# WORKING DATA
== == ==

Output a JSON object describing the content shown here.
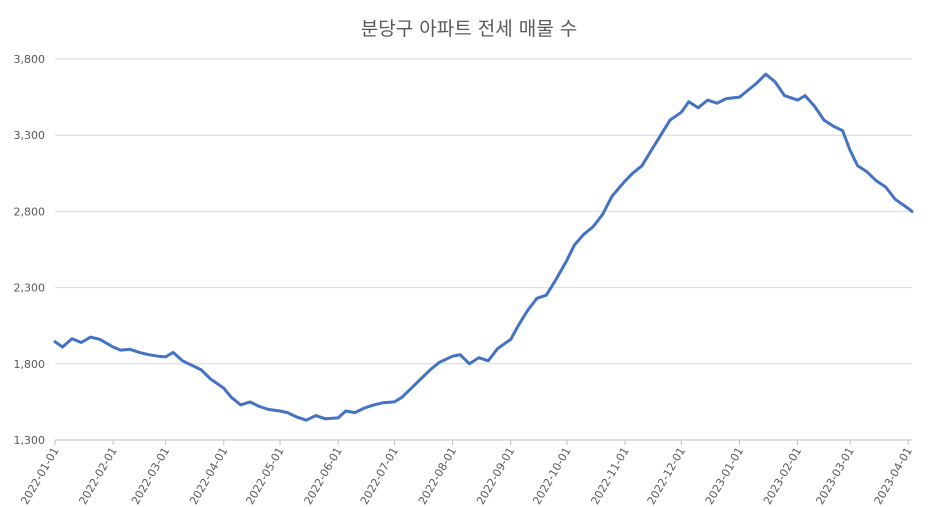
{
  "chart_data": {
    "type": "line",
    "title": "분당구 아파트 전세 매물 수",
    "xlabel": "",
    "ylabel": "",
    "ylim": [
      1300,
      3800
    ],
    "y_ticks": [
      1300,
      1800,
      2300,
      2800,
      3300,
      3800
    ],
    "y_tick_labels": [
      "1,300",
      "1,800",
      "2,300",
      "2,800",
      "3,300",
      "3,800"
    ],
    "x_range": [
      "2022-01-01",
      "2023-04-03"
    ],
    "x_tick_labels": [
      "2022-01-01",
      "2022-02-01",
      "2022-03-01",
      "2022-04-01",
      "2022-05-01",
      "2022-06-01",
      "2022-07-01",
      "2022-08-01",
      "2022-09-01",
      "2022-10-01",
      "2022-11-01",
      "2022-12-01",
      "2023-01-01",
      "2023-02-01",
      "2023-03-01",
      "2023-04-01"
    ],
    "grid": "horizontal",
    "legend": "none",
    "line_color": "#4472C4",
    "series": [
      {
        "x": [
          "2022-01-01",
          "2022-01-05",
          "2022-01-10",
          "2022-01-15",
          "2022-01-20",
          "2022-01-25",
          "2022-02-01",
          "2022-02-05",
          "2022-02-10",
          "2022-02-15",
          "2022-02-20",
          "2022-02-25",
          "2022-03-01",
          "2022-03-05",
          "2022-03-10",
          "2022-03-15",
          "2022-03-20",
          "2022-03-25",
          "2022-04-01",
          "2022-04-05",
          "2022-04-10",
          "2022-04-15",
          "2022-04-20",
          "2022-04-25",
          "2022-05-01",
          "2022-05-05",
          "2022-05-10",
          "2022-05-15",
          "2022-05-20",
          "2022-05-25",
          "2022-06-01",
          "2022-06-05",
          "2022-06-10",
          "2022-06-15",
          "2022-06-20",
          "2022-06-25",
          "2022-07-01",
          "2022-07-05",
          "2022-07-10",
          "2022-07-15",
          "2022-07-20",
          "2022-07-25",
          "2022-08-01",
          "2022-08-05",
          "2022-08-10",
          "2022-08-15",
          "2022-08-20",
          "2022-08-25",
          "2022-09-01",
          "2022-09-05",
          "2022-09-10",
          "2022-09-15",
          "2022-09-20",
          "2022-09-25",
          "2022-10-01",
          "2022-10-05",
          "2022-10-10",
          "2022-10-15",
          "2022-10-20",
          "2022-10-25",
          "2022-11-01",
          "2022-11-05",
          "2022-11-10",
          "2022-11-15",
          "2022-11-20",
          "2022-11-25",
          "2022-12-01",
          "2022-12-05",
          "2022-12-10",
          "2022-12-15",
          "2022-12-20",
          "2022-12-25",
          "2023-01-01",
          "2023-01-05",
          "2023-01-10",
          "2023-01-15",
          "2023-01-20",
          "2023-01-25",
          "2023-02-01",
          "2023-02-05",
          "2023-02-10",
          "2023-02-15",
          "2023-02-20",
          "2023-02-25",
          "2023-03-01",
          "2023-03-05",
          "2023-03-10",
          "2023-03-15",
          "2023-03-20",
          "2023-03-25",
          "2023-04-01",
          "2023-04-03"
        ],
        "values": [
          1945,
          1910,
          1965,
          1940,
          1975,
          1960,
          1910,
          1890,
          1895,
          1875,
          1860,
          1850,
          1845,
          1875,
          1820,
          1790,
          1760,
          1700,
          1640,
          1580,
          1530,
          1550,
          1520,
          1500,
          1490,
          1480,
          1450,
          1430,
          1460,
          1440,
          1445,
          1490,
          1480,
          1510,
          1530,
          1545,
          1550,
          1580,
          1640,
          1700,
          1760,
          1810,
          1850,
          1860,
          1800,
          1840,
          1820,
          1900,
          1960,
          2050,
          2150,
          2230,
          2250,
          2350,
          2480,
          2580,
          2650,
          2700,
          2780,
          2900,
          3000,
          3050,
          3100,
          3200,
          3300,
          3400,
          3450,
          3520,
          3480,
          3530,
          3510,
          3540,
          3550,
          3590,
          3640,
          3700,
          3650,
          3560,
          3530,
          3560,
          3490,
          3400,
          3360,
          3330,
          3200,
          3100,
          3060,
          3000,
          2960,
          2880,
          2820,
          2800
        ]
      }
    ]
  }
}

== == ==

# SET EXERCISE
Leave images out of the retyped records; keep all else exact.

# RESULT BELOW
Output a JSON object describing the content shown here.
{
  "chart_data": {
    "type": "line",
    "title": "분당구 아파트 전세 매물 수",
    "xlabel": "",
    "ylabel": "",
    "ylim": [
      1300,
      3800
    ],
    "y_ticks": [
      1300,
      1800,
      2300,
      2800,
      3300,
      3800
    ],
    "y_tick_labels": [
      "1,300",
      "1,800",
      "2,300",
      "2,800",
      "3,300",
      "3,800"
    ],
    "x_range": [
      "2022-01-01",
      "2023-04-03"
    ],
    "x_tick_labels": [
      "2022-01-01",
      "2022-02-01",
      "2022-03-01",
      "2022-04-01",
      "2022-05-01",
      "2022-06-01",
      "2022-07-01",
      "2022-08-01",
      "2022-09-01",
      "2022-10-01",
      "2022-11-01",
      "2022-12-01",
      "2023-01-01",
      "2023-02-01",
      "2023-03-01",
      "2023-04-01"
    ],
    "grid": "horizontal",
    "legend": "none",
    "line_color": "#4472C4",
    "series": [
      {
        "x": [
          "2022-01-01",
          "2022-01-05",
          "2022-01-10",
          "2022-01-15",
          "2022-01-20",
          "2022-01-25",
          "2022-02-01",
          "2022-02-05",
          "2022-02-10",
          "2022-02-15",
          "2022-02-20",
          "2022-02-25",
          "2022-03-01",
          "2022-03-05",
          "2022-03-10",
          "2022-03-15",
          "2022-03-20",
          "2022-03-25",
          "2022-04-01",
          "2022-04-05",
          "2022-04-10",
          "2022-04-15",
          "2022-04-20",
          "2022-04-25",
          "2022-05-01",
          "2022-05-05",
          "2022-05-10",
          "2022-05-15",
          "2022-05-20",
          "2022-05-25",
          "2022-06-01",
          "2022-06-05",
          "2022-06-10",
          "2022-06-15",
          "2022-06-20",
          "2022-06-25",
          "2022-07-01",
          "2022-07-05",
          "2022-07-10",
          "2022-07-15",
          "2022-07-20",
          "2022-07-25",
          "2022-08-01",
          "2022-08-05",
          "2022-08-10",
          "2022-08-15",
          "2022-08-20",
          "2022-08-25",
          "2022-09-01",
          "2022-09-05",
          "2022-09-10",
          "2022-09-15",
          "2022-09-20",
          "2022-09-25",
          "2022-10-01",
          "2022-10-05",
          "2022-10-10",
          "2022-10-15",
          "2022-10-20",
          "2022-10-25",
          "2022-11-01",
          "2022-11-05",
          "2022-11-10",
          "2022-11-15",
          "2022-11-20",
          "2022-11-25",
          "2022-12-01",
          "2022-12-05",
          "2022-12-10",
          "2022-12-15",
          "2022-12-20",
          "2022-12-25",
          "2023-01-01",
          "2023-01-05",
          "2023-01-10",
          "2023-01-15",
          "2023-01-20",
          "2023-01-25",
          "2023-02-01",
          "2023-02-05",
          "2023-02-10",
          "2023-02-15",
          "2023-02-20",
          "2023-02-25",
          "2023-03-01",
          "2023-03-05",
          "2023-03-10",
          "2023-03-15",
          "2023-03-20",
          "2023-03-25",
          "2023-04-01",
          "2023-04-03"
        ],
        "values": [
          1945,
          1910,
          1965,
          1940,
          1975,
          1960,
          1910,
          1890,
          1895,
          1875,
          1860,
          1850,
          1845,
          1875,
          1820,
          1790,
          1760,
          1700,
          1640,
          1580,
          1530,
          1550,
          1520,
          1500,
          1490,
          1480,
          1450,
          1430,
          1460,
          1440,
          1445,
          1490,
          1480,
          1510,
          1530,
          1545,
          1550,
          1580,
          1640,
          1700,
          1760,
          1810,
          1850,
          1860,
          1800,
          1840,
          1820,
          1900,
          1960,
          2050,
          2150,
          2230,
          2250,
          2350,
          2480,
          2580,
          2650,
          2700,
          2780,
          2900,
          3000,
          3050,
          3100,
          3200,
          3300,
          3400,
          3450,
          3520,
          3480,
          3530,
          3510,
          3540,
          3550,
          3590,
          3640,
          3700,
          3650,
          3560,
          3530,
          3560,
          3490,
          3400,
          3360,
          3330,
          3200,
          3100,
          3060,
          3000,
          2960,
          2880,
          2820,
          2800
        ]
      }
    ]
  }
}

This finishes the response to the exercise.